_What the exercise asks_: Give the records back in full, exactly as they read.

-- Start of Material for this exercise --

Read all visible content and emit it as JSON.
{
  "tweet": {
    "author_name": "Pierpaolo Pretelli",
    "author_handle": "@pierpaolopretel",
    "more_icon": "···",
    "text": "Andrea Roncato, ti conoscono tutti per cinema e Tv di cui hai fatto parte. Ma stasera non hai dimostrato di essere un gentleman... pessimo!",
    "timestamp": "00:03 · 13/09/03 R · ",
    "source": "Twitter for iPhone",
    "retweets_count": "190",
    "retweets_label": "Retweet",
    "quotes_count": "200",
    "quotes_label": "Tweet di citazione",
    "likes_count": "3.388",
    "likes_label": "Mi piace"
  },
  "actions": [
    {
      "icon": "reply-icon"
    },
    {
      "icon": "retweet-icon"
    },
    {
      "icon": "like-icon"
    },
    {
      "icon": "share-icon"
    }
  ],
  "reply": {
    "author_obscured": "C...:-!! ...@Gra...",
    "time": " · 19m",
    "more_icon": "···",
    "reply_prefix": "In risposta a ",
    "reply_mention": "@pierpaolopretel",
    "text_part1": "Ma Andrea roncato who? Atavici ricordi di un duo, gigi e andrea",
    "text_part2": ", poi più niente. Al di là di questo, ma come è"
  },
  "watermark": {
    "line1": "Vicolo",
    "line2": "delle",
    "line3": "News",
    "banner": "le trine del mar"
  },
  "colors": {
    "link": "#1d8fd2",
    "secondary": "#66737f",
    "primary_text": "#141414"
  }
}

-- End of Material for this exercise --

_Result below_:
Read all visible content and emit it as JSON.
{
  "tweet": {
    "author_name": "Pierpaolo Pretelli",
    "author_handle": "@pierpaolopretel",
    "more_icon": "···",
    "text": "Andrea Roncato, ti conoscono tutti per cinema e Tv di cui hai fatto parte. Ma stasera non hai dimostrato di essere un gentleman... pessimo!",
    "timestamp": "00:03 · 13/09/03 R · ",
    "source": "Twitter for iPhone",
    "retweets_count": "190",
    "retweets_label": "Retweet",
    "quotes_count": "200",
    "quotes_label": "Tweet di citazione",
    "likes_count": "3.388",
    "likes_label": "Mi piace"
  },
  "actions": [
    {
      "icon": "reply-icon"
    },
    {
      "icon": "retweet-icon"
    },
    {
      "icon": "like-icon"
    },
    {
      "icon": "share-icon"
    }
  ],
  "reply": {
    "author_obscured": "C...:-!! ...@Gra...",
    "time": " · 19m",
    "more_icon": "···",
    "reply_prefix": "In risposta a ",
    "reply_mention": "@pierpaolopretel",
    "text_part1": "Ma Andrea roncato who? Atavici ricordi di un duo, gigi e andrea",
    "text_part2": ", poi più niente. Al di là di questo, ma come è"
  },
  "watermark": {
    "line1": "Vicolo",
    "line2": "delle",
    "line3": "News",
    "banner": "le trine del mar"
  },
  "colors": {
    "link": "#1d8fd2",
    "secondary": "#66737f",
    "primary_text": "#141414"
  }
}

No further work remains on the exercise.